Note each line of the listing that contains the string "Leute", and copy it.

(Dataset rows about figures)
○ ○ ○ ○ ○

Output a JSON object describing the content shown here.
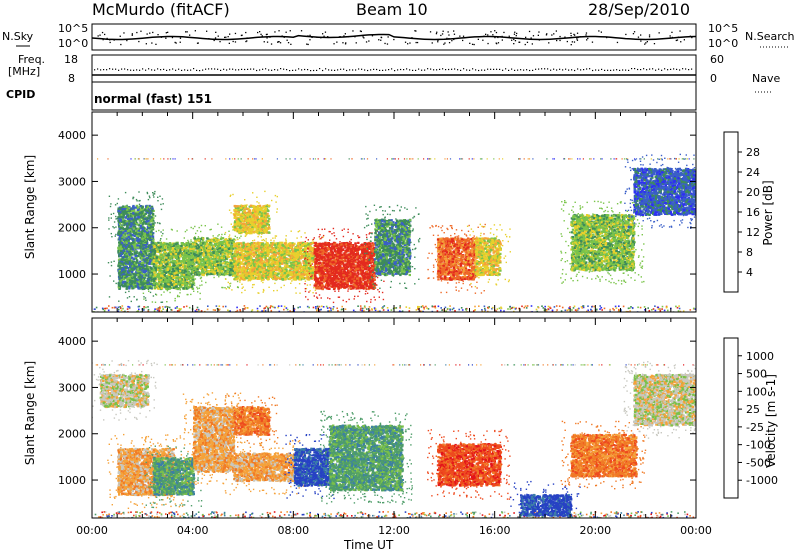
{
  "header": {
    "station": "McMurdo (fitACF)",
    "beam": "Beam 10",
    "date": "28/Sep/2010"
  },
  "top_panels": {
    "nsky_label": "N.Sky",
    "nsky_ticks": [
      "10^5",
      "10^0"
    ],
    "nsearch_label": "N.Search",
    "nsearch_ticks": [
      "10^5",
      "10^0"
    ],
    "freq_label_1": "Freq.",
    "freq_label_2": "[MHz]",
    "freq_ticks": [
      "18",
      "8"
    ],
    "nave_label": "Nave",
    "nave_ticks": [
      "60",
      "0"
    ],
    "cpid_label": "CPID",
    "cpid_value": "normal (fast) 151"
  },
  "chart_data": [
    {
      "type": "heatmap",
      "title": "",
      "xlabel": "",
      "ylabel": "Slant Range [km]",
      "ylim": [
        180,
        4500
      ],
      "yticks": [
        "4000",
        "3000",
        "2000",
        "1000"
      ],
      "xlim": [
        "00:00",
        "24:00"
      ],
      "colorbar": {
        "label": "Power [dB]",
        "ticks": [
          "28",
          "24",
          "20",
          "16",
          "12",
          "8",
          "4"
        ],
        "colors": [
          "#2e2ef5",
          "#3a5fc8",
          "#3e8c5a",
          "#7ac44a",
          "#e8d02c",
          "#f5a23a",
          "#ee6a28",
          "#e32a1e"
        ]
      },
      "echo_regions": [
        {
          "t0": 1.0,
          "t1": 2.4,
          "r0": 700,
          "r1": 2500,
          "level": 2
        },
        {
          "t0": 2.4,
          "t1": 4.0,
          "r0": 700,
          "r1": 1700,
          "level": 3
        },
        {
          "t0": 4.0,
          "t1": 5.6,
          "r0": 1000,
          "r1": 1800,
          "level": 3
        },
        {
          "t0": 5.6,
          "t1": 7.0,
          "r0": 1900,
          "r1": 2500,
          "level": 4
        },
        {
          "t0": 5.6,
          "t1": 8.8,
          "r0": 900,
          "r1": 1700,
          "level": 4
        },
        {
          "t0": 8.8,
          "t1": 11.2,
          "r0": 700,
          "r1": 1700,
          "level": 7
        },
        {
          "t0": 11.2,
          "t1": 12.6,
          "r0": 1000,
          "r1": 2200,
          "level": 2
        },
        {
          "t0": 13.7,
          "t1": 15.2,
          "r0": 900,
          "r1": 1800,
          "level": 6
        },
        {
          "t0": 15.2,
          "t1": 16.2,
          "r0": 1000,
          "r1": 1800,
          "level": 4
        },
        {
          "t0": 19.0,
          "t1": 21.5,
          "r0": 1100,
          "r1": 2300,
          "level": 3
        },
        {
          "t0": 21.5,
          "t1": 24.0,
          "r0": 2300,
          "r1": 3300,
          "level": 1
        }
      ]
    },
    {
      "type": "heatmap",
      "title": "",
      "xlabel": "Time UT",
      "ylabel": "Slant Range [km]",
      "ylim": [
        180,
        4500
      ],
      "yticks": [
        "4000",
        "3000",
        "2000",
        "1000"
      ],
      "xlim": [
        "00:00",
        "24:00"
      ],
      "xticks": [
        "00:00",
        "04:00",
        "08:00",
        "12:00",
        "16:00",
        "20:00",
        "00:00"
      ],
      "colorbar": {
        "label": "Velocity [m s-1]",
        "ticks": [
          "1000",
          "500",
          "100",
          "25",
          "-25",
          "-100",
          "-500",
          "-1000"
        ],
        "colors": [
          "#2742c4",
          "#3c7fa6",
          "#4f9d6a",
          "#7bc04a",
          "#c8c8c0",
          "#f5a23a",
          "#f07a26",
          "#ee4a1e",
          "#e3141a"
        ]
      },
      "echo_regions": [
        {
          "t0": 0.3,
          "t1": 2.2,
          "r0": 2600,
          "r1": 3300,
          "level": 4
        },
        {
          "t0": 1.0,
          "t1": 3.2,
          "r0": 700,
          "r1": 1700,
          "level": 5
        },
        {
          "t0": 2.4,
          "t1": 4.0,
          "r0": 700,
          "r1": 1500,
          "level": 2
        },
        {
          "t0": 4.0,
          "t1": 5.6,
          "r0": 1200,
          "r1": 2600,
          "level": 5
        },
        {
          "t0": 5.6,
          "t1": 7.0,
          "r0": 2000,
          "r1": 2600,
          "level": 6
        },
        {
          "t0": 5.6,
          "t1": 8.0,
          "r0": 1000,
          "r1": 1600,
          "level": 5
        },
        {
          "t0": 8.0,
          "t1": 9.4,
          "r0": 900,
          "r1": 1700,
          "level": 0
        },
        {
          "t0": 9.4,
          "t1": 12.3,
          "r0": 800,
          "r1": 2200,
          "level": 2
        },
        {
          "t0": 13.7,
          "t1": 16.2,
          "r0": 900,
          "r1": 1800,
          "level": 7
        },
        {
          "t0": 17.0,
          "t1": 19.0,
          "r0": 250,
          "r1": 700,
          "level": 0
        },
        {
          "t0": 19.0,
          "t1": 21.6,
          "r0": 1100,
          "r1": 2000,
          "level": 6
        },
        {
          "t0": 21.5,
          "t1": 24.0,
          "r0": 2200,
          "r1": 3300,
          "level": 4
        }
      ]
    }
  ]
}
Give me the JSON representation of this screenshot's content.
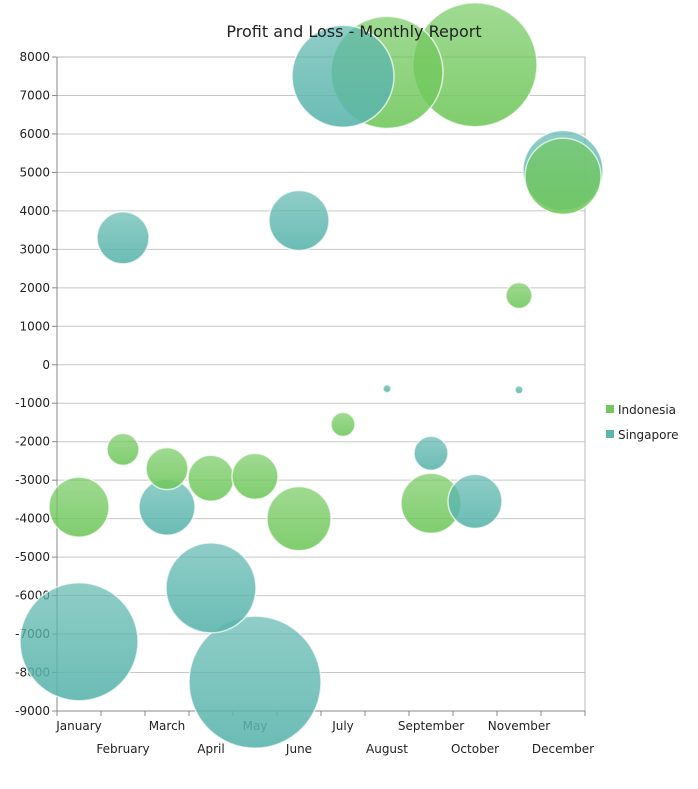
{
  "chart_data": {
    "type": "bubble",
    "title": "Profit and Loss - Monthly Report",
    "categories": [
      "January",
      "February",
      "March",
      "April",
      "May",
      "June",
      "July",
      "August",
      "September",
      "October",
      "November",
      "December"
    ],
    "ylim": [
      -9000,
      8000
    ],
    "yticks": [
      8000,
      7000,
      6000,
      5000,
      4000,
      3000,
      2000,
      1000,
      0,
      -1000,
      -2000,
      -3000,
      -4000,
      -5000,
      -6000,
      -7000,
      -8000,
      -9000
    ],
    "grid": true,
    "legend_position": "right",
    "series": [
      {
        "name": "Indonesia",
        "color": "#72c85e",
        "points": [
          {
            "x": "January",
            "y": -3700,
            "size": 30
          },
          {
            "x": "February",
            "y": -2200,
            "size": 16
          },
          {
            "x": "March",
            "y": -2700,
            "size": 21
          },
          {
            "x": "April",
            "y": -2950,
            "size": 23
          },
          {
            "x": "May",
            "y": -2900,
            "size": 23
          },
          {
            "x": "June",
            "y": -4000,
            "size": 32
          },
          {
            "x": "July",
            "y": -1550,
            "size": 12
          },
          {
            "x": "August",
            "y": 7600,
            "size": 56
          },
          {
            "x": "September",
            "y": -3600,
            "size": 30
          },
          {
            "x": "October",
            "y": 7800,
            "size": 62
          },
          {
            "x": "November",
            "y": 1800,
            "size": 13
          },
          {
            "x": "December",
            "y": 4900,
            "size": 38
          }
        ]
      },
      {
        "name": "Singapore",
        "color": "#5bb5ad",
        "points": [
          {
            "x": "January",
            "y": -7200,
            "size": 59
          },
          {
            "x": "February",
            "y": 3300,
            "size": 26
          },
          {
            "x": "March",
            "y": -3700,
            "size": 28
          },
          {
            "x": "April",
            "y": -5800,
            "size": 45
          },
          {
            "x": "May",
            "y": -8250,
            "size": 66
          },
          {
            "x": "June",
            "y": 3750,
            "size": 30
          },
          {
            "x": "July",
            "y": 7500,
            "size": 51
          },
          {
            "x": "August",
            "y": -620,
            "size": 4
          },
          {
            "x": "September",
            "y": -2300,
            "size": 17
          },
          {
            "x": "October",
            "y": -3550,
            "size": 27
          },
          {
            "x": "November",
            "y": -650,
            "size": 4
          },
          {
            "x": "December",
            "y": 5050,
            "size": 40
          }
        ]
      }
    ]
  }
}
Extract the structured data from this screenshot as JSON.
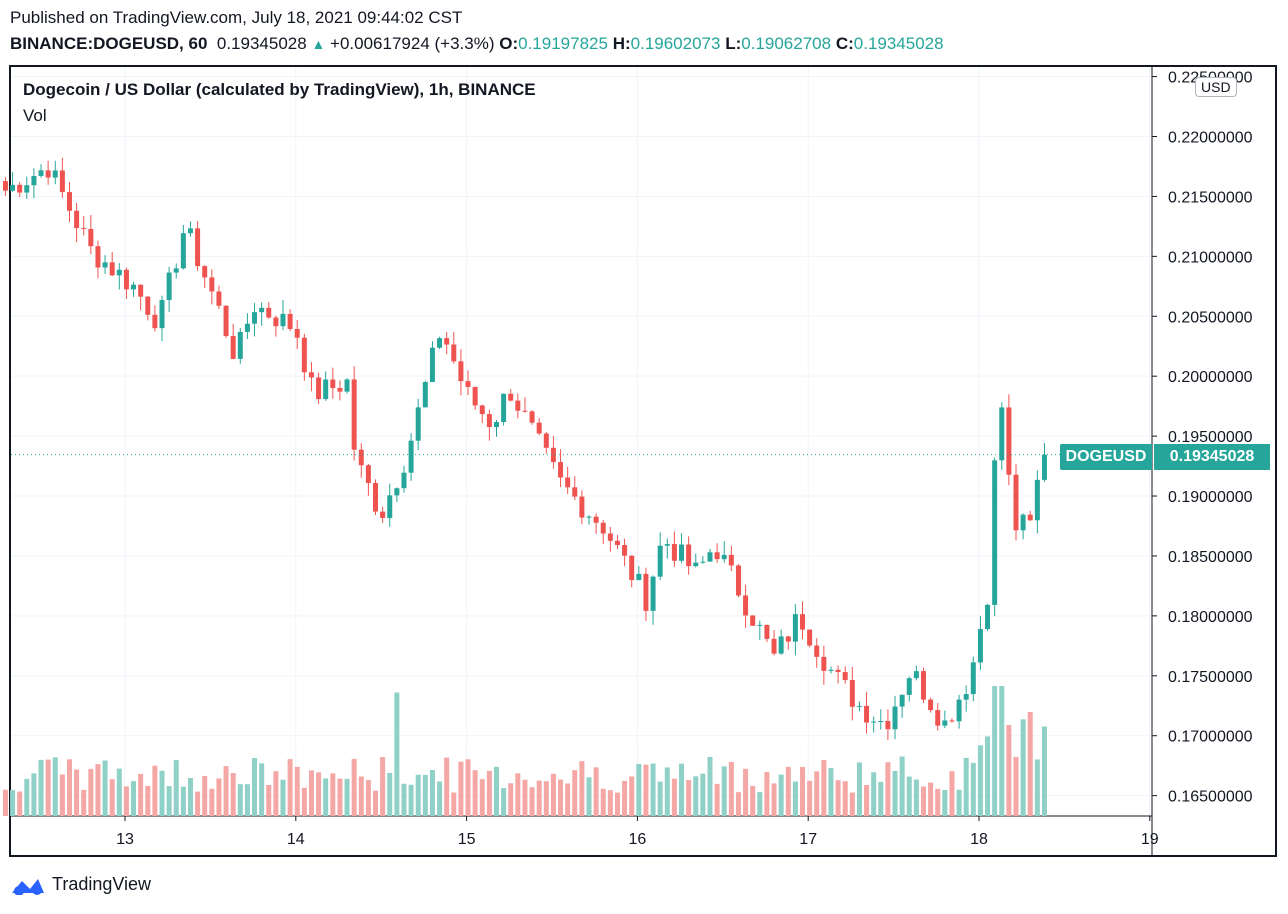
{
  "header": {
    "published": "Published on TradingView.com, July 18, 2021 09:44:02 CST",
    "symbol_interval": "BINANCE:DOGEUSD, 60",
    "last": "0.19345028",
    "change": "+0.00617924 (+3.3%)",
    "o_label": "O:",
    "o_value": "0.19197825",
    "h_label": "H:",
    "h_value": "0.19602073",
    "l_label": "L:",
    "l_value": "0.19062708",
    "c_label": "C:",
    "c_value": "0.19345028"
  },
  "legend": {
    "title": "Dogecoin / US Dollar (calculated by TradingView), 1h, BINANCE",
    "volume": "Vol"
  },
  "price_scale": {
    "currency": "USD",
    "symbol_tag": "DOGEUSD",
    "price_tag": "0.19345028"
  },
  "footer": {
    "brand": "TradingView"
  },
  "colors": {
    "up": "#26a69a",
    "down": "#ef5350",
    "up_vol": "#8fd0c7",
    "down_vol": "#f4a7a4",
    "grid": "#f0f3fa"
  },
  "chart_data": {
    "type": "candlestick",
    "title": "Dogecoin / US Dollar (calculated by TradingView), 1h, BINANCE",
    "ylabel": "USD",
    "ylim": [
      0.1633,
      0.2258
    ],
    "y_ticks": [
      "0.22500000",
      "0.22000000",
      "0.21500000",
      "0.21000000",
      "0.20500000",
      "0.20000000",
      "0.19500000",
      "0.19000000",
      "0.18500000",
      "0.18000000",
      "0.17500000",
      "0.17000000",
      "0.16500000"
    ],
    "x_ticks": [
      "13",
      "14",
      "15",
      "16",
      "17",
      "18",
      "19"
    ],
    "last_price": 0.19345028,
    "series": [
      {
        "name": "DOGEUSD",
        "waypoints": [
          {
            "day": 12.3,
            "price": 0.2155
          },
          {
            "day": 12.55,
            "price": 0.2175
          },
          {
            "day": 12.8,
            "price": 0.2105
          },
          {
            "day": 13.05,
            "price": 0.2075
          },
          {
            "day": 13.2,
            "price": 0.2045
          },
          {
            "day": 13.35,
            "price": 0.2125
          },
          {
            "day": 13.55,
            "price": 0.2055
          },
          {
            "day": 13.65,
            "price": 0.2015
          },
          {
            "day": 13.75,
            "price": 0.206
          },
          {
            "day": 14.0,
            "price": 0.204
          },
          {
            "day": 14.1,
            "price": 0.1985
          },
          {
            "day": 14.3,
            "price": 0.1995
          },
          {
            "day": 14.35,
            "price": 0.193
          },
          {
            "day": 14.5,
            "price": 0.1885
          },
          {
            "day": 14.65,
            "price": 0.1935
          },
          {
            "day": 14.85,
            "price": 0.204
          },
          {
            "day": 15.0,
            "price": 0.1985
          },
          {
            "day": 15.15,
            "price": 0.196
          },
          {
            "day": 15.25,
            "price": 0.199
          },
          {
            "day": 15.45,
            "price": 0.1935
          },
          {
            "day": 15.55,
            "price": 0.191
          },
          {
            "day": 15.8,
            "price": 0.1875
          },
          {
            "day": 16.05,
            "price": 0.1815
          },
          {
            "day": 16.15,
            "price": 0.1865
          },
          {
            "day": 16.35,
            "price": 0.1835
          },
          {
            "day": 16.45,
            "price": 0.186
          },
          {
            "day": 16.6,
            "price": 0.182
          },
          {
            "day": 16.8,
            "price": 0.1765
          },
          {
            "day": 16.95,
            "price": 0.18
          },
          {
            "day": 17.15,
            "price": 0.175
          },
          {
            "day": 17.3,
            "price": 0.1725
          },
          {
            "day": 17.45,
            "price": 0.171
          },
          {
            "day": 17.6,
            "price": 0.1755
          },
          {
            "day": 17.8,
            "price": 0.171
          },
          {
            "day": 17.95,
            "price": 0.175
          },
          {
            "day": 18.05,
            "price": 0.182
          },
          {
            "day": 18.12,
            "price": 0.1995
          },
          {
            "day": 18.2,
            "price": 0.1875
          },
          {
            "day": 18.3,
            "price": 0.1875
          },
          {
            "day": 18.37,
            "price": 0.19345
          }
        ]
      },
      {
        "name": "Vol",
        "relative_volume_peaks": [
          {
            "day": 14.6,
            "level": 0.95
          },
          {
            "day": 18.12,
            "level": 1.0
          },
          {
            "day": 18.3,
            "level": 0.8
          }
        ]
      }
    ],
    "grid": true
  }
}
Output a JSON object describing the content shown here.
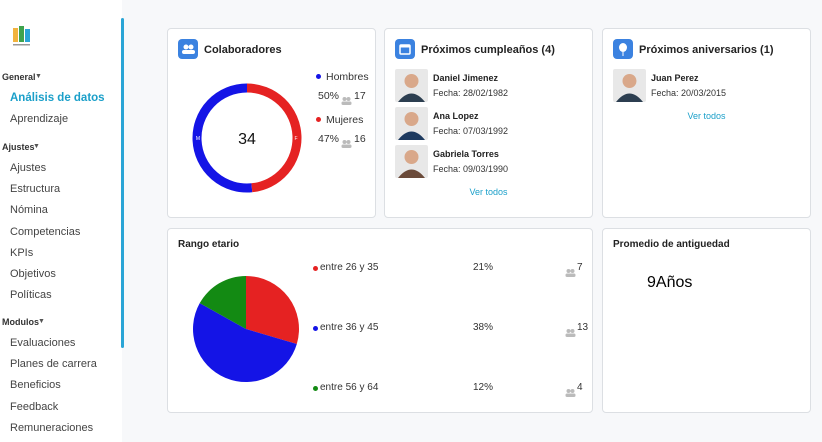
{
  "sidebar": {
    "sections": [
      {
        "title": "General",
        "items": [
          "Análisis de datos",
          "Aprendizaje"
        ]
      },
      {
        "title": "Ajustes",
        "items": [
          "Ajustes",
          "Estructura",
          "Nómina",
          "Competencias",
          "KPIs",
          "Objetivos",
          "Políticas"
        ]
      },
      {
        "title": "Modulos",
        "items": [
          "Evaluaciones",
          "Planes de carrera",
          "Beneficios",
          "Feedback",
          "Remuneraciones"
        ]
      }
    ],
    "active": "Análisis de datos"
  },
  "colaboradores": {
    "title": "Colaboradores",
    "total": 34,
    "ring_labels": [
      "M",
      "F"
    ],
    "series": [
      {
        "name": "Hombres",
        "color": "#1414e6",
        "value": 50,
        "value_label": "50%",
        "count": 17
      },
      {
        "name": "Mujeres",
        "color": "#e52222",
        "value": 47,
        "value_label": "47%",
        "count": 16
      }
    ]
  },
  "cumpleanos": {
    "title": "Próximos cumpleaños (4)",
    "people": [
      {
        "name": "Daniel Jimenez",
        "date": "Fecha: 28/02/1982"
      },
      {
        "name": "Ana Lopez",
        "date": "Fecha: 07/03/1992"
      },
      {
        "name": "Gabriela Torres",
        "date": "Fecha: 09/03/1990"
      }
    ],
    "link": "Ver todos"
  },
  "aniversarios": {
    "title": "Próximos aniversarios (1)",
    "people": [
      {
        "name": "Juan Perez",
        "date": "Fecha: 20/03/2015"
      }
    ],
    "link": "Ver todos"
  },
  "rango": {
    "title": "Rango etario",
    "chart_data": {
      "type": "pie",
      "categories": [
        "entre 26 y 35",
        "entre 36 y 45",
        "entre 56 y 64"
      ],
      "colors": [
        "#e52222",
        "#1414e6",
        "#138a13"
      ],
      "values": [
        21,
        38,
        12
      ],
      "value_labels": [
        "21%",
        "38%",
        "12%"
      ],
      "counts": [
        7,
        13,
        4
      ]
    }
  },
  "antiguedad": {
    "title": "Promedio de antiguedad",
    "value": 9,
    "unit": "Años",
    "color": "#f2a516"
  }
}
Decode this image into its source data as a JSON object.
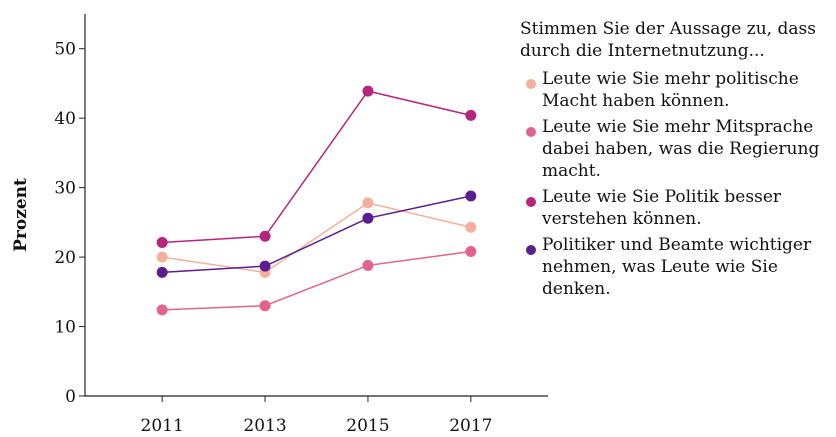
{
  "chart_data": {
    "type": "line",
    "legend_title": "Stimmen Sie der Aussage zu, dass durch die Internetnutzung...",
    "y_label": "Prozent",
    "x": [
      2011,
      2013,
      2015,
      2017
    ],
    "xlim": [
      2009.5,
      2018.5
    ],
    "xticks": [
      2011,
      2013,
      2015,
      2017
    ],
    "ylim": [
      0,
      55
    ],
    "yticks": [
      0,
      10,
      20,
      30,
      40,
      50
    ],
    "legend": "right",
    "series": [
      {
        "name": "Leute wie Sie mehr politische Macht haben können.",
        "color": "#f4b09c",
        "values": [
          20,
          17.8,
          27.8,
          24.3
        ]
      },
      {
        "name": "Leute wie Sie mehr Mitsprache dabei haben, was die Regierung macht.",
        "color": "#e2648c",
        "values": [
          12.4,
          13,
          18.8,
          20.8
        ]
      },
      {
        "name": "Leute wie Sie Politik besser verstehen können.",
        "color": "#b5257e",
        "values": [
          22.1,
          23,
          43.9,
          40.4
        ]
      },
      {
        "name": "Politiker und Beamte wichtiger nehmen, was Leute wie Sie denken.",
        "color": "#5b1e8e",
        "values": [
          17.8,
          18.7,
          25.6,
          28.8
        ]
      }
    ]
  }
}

○ ○ ○ ○ ○

### [Exercise result]
        "name": "Leute wie Sie mehr politische Macht haben können.",
        "name": "Leute wie Sie mehr Mitsprache dabei haben, was die Regierung macht.",
        "name": "Leute wie Sie Politik besser verstehen können.",
        "name": "Politiker und Beamte wichtiger nehmen, was Leute wie Sie denken.",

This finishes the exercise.